Print the data exactly as it is given, please.

Stored entries:
────────────────────────────────────────

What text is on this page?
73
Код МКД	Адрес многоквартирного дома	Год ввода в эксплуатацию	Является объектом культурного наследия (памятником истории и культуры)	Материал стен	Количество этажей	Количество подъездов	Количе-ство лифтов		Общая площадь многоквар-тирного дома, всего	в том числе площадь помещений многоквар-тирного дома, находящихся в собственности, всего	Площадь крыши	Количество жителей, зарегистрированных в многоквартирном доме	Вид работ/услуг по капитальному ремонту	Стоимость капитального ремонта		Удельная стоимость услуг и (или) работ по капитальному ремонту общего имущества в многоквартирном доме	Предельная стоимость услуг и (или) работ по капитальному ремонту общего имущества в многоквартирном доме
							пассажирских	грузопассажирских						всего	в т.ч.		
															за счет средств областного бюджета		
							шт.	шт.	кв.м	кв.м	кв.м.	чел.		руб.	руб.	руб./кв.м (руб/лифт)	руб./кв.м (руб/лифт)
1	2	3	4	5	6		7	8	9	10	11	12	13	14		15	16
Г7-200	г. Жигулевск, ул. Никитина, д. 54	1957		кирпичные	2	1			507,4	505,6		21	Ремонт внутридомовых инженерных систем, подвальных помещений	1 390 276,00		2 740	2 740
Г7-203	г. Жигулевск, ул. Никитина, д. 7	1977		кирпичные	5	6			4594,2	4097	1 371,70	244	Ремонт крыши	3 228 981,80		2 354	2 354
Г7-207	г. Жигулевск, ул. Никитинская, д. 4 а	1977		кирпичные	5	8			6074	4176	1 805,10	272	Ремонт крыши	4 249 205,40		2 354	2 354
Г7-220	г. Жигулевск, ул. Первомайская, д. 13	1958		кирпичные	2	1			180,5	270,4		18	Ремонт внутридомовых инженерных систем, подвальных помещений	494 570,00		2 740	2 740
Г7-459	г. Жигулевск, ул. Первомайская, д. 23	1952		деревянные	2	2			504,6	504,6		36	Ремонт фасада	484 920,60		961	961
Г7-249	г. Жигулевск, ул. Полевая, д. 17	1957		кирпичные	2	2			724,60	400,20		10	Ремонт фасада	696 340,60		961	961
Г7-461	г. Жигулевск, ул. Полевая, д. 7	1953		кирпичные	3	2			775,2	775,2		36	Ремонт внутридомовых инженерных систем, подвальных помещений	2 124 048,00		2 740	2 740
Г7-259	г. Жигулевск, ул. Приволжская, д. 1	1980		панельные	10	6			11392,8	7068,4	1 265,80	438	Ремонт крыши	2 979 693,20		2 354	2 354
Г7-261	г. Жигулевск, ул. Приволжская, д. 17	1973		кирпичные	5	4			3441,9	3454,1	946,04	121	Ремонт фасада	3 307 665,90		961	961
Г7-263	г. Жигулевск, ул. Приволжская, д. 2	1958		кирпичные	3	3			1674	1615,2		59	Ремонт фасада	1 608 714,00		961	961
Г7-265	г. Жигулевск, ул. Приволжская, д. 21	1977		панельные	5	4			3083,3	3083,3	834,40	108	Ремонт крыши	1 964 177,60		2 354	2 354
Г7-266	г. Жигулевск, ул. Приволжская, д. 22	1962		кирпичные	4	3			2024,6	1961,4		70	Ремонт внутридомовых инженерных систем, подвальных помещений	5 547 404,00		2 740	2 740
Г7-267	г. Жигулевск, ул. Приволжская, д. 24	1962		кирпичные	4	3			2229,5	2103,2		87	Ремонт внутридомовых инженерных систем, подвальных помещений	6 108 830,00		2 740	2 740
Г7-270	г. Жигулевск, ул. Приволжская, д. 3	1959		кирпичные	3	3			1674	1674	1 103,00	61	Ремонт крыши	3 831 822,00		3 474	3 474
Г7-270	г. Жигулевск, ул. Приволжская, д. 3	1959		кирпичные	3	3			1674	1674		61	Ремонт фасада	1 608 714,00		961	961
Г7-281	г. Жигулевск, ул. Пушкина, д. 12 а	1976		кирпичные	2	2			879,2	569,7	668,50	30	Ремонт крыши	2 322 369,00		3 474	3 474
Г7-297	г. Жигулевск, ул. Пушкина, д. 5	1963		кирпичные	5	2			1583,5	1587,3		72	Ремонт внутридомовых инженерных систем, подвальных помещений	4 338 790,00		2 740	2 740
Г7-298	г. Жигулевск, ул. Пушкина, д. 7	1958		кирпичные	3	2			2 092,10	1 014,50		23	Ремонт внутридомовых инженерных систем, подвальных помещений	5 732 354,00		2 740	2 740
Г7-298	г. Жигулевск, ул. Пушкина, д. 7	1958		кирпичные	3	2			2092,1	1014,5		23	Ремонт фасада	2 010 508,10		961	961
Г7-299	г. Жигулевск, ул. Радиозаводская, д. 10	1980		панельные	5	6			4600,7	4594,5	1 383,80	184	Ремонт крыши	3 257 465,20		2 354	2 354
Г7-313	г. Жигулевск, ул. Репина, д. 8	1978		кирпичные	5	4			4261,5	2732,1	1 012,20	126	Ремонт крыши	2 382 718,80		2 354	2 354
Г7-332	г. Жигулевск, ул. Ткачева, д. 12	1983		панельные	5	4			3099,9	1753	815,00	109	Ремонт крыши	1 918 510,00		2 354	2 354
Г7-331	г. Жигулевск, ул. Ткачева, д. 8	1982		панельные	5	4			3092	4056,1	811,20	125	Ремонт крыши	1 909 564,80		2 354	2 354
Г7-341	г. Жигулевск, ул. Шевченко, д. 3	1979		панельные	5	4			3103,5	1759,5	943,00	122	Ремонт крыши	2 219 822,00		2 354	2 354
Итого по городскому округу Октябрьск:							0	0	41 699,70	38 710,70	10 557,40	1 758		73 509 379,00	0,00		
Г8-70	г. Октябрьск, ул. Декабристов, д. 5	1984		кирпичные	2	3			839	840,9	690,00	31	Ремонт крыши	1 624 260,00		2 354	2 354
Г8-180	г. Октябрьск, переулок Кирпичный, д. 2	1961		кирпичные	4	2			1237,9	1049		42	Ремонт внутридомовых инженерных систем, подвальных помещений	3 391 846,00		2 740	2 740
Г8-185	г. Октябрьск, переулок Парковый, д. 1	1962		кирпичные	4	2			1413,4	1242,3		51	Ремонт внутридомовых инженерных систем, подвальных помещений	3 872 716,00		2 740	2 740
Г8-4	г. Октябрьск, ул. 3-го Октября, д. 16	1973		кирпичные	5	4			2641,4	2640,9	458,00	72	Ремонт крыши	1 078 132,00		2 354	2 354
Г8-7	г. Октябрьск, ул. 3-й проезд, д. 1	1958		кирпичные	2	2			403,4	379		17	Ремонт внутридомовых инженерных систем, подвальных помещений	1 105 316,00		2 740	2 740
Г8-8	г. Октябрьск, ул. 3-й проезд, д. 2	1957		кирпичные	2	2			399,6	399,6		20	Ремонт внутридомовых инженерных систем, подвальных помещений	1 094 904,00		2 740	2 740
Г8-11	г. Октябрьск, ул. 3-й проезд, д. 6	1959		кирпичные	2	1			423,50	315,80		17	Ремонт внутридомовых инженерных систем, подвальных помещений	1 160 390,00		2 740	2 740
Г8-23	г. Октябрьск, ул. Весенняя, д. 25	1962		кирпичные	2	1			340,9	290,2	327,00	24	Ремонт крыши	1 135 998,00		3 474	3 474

────────────────────────────────────────

• _THE SOLUTION_:
What text is on this page?
73
Код МКД	Адрес многоквартирного дома	Год ввода в эксплуатацию	Является объектом культурного наследия (памятником истории и культуры)	Материал стен	Количество этажей	Количество подъездов	Количе-ство лифтов		Общая площадь многоквар-тирного дома, всего	в том числе площадь помещений многоквар-тирного дома, находящихся в собственности, всего	Площадь крыши	Количество жителей, зарегистрированных в многоквартирном доме	Вид работ/услуг по капитальному ремонту	Стоимость капитального ремонта		Удельная стоимость услуг и (или) работ по капитальному ремонту общего имущества в многоквартирном доме	Предельная стоимость услуг и (или) работ по капитальному ремонту общего имущества в многоквартирном доме
							пассажирских	грузопассажирских						всего	в т.ч.		
															за счет средств областного бюджета		
							шт.	шт.	кв.м	кв.м	кв.м.	чел.		руб.	руб.	руб./кв.м (руб/лифт)	руб./кв.м (руб/лифт)
1	2	3	4	5	6		7	8	9	10	11	12	13	14		15	16
Г7-200	г. Жигулевск, ул. Никитина, д. 54	1957		кирпичные	2	1			507,4	505,6		21	Ремонт внутридомовых инженерных систем, подвальных помещений	1 390 276,00		2 740	2 740
Г7-203	г. Жигулевск, ул. Никитина, д. 7	1977		кирпичные	5	6			4594,2	4097	1 371,70	244	Ремонт крыши	3 228 981,80		2 354	2 354
Г7-207	г. Жигулевск, ул. Никитинская, д. 4 а	1977		кирпичные	5	8			6074	4176	1 805,10	272	Ремонт крыши	4 249 205,40		2 354	2 354
Г7-220	г. Жигулевск, ул. Первомайская, д. 13	1958		кирпичные	2	1			180,5	270,4		18	Ремонт внутридомовых инженерных систем, подвальных помещений	494 570,00		2 740	2 740
Г7-459	г. Жигулевск, ул. Первомайская, д. 23	1952		деревянные	2	2			504,6	504,6		36	Ремонт фасада	484 920,60		961	961
Г7-249	г. Жигулевск, ул. Полевая, д. 17	1957		кирпичные	2	2			724,60	400,20		10	Ремонт фасада	696 340,60		961	961
Г7-461	г. Жигулевск, ул. Полевая, д. 7	1953		кирпичные	3	2			775,2	775,2		36	Ремонт внутридомовых инженерных систем, подвальных помещений	2 124 048,00		2 740	2 740
Г7-259	г. Жигулевск, ул. Приволжская, д. 1	1980		панельные	10	6			11392,8	7068,4	1 265,80	438	Ремонт крыши	2 979 693,20		2 354	2 354
Г7-261	г. Жигулевск, ул. Приволжская, д. 17	1973		кирпичные	5	4			3441,9	3454,1	946,04	121	Ремонт фасада	3 307 665,90		961	961
Г7-263	г. Жигулевск, ул. Приволжская, д. 2	1958		кирпичные	3	3			1674	1615,2		59	Ремонт фасада	1 608 714,00		961	961
Г7-265	г. Жигулевск, ул. Приволжская, д. 21	1977		панельные	5	4			3083,3	3083,3	834,40	108	Ремонт крыши	1 964 177,60		2 354	2 354
Г7-266	г. Жигулевск, ул. Приволжская, д. 22	1962		кирпичные	4	3			2024,6	1961,4		70	Ремонт внутридомовых инженерных систем, подвальных помещений	5 547 404,00		2 740	2 740
Г7-267	г. Жигулевск, ул. Приволжская, д. 24	1962		кирпичные	4	3			2229,5	2103,2		87	Ремонт внутридомовых инженерных систем, подвальных помещений	6 108 830,00		2 740	2 740
Г7-270	г. Жигулевск, ул. Приволжская, д. 3	1959		кирпичные	3	3			1674	1674	1 103,00	61	Ремонт крыши	3 831 822,00		3 474	3 474
Г7-270	г. Жигулевск, ул. Приволжская, д. 3	1959		кирпичные	3	3			1674	1674		61	Ремонт фасада	1 608 714,00		961	961
Г7-281	г. Жигулевск, ул. Пушкина, д. 12 а	1976		кирпичные	2	2			879,2	569,7	668,50	30	Ремонт крыши	2 322 369,00		3 474	3 474
Г7-297	г. Жигулевск, ул. Пушкина, д. 5	1963		кирпичные	5	2			1583,5	1587,3		72	Ремонт внутридомовых инженерных систем, подвальных помещений	4 338 790,00		2 740	2 740
Г7-298	г. Жигулевск, ул. Пушкина, д. 7	1958		кирпичные	3	2			2 092,10	1 014,50		23	Ремонт внутридомовых инженерных систем, подвальных помещений	5 732 354,00		2 740	2 740
Г7-298	г. Жигулевск, ул. Пушкина, д. 7	1958		кирпичные	3	2			2092,1	1014,5		23	Ремонт фасада	2 010 508,10		961	961
Г7-299	г. Жигулевск, ул. Радиозаводская, д. 10	1980		панельные	5	6			4600,7	4594,5	1 383,80	184	Ремонт крыши	3 257 465,20		2 354	2 354
Г7-313	г. Жигулевск, ул. Репина, д. 8	1978		кирпичные	5	4			4261,5	2732,1	1 012,20	126	Ремонт крыши	2 382 718,80		2 354	2 354
Г7-332	г. Жигулевск, ул. Ткачева, д. 12	1983		панельные	5	4			3099,9	1753	815,00	109	Ремонт крыши	1 918 510,00		2 354	2 354
Г7-331	г. Жигулевск, ул. Ткачева, д. 8	1982		панельные	5	4			3092	4056,1	811,20	125	Ремонт крыши	1 909 564,80		2 354	2 354
Г7-341	г. Жигулевск, ул. Шевченко, д. 3	1979		панельные	5	4			3103,5	1759,5	943,00	122	Ремонт крыши	2 219 822,00		2 354	2 354
Итого по городскому округу Октябрьск:							0	0	41 699,70	38 710,70	10 557,40	1 758		73 509 379,00	0,00		
Г8-70	г. Октябрьск, ул. Декабристов, д. 5	1984		кирпичные	2	3			839	840,9	690,00	31	Ремонт крыши	1 624 260,00		2 354	2 354
Г8-180	г. Октябрьск, переулок Кирпичный, д. 2	1961		кирпичные	4	2			1237,9	1049		42	Ремонт внутридомовых инженерных систем, подвальных помещений	3 391 846,00		2 740	2 740
Г8-185	г. Октябрьск, переулок Парковый, д. 1	1962		кирпичные	4	2			1413,4	1242,3		51	Ремонт внутридомовых инженерных систем, подвальных помещений	3 872 716,00		2 740	2 740
Г8-4	г. Октябрьск, ул. 3-го Октября, д. 16	1973		кирпичные	5	4			2641,4	2640,9	458,00	72	Ремонт крыши	1 078 132,00		2 354	2 354
Г8-7	г. Октябрьск, ул. 3-й проезд, д. 1	1958		кирпичные	2	2			403,4	379		17	Ремонт внутридомовых инженерных систем, подвальных помещений	1 105 316,00		2 740	2 740
Г8-8	г. Октябрьск, ул. 3-й проезд, д. 2	1957		кирпичные	2	2			399,6	399,6		20	Ремонт внутридомовых инженерных систем, подвальных помещений	1 094 904,00		2 740	2 740
Г8-11	г. Октябрьск, ул. 3-й проезд, д. 6	1959		кирпичные	2	1			423,50	315,80		17	Ремонт внутридомовых инженерных систем, подвальных помещений	1 160 390,00		2 740	2 740
Г8-23	г. Октябрьск, ул. Весенняя, д. 25	1962		кирпичные	2	1			340,9	290,2	327,00	24	Ремонт крыши	1 135 998,00		3 474	3 474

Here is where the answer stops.